• Written instruction:
Below are some records. Pull every line that contains the word "this".

Figure contents as structured data
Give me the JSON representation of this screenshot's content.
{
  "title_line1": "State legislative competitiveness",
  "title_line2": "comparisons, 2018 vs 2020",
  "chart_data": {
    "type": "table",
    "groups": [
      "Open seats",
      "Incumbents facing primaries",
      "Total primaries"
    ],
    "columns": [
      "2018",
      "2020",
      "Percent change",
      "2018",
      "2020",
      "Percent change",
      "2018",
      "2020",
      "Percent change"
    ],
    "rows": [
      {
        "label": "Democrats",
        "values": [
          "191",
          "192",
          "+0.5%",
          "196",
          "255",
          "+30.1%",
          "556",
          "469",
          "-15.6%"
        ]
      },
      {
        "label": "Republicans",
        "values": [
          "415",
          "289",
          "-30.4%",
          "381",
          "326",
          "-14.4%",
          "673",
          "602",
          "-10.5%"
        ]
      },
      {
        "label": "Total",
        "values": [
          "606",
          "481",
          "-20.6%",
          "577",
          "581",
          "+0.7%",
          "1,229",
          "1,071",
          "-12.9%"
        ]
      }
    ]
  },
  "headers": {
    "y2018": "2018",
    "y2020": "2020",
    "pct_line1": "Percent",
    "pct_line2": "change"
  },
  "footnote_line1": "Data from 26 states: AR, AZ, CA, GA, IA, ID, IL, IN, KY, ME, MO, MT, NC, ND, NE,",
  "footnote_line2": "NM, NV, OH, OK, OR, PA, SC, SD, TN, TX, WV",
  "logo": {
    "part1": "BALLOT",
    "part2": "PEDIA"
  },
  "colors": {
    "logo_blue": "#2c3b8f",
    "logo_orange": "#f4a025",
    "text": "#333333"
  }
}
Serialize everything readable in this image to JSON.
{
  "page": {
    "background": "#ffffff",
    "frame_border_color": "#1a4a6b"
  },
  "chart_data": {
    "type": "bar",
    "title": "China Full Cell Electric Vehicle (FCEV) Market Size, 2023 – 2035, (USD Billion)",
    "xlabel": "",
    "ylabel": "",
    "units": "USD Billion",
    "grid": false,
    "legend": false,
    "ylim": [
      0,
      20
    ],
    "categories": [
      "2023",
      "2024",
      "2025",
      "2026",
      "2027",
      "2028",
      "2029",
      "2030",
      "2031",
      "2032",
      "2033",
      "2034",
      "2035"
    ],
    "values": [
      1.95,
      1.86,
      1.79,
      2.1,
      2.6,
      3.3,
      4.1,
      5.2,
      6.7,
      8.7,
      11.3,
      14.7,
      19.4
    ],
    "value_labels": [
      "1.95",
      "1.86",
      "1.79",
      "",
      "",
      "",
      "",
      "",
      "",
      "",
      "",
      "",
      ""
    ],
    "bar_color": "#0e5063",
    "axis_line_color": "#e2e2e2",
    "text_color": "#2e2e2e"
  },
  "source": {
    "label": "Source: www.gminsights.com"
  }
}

• Full answer:
Give me the JSON representation of this screenshot's content.
Serialize everything readable in this image to JSON.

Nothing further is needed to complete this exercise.